**EXTRACTED RECORDS**
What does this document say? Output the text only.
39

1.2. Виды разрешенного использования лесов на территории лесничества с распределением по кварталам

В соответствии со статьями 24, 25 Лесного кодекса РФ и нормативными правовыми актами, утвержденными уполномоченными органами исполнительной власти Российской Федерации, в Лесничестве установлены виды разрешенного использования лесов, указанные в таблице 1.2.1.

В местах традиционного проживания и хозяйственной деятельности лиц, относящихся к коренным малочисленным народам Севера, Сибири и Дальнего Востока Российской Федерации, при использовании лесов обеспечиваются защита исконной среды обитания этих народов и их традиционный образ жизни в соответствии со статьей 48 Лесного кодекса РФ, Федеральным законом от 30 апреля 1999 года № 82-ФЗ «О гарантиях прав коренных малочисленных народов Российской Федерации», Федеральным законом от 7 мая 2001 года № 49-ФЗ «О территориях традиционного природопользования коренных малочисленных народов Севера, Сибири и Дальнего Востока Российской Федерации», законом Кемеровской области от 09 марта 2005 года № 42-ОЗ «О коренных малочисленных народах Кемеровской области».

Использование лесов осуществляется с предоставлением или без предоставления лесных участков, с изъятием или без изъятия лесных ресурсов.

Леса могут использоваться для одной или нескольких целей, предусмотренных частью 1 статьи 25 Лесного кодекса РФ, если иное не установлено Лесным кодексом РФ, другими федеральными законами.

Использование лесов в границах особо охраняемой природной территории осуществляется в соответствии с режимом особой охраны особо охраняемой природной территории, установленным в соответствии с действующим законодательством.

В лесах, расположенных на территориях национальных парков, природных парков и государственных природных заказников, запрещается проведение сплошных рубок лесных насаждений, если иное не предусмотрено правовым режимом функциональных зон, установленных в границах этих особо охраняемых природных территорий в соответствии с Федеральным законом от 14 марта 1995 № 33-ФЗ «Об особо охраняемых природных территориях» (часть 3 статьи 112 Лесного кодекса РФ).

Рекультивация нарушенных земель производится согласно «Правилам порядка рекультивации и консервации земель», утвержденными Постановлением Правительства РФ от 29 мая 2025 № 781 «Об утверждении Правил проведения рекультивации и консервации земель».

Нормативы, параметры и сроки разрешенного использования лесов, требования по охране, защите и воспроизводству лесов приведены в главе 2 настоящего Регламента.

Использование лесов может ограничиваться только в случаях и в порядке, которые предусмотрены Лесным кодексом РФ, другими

**STATED PROBLEM**
In the entries above, find every line holding the word "режимом" and copy it out.

**RESPONSE TO THIS TASK**
Использование лесов в границах особо охраняемой природной территории осуществляется в соответствии с режимом особой охраны особо охраняемой природной территории, установленным в соответствии с действующим законодательством.
В лесах, расположенных на территориях национальных парков, природных парков и государственных природных заказников, запрещается проведение сплошных рубок лесных насаждений, если иное не предусмотрено правовым режимом функциональных зон, установленных в границах этих особо охраняемых природных территорий в соответствии с Федеральным законом от 14 марта 1995 № 33-ФЗ «Об особо охраняемых природных территориях» (часть 3 статьи 112 Лесного кодекса РФ).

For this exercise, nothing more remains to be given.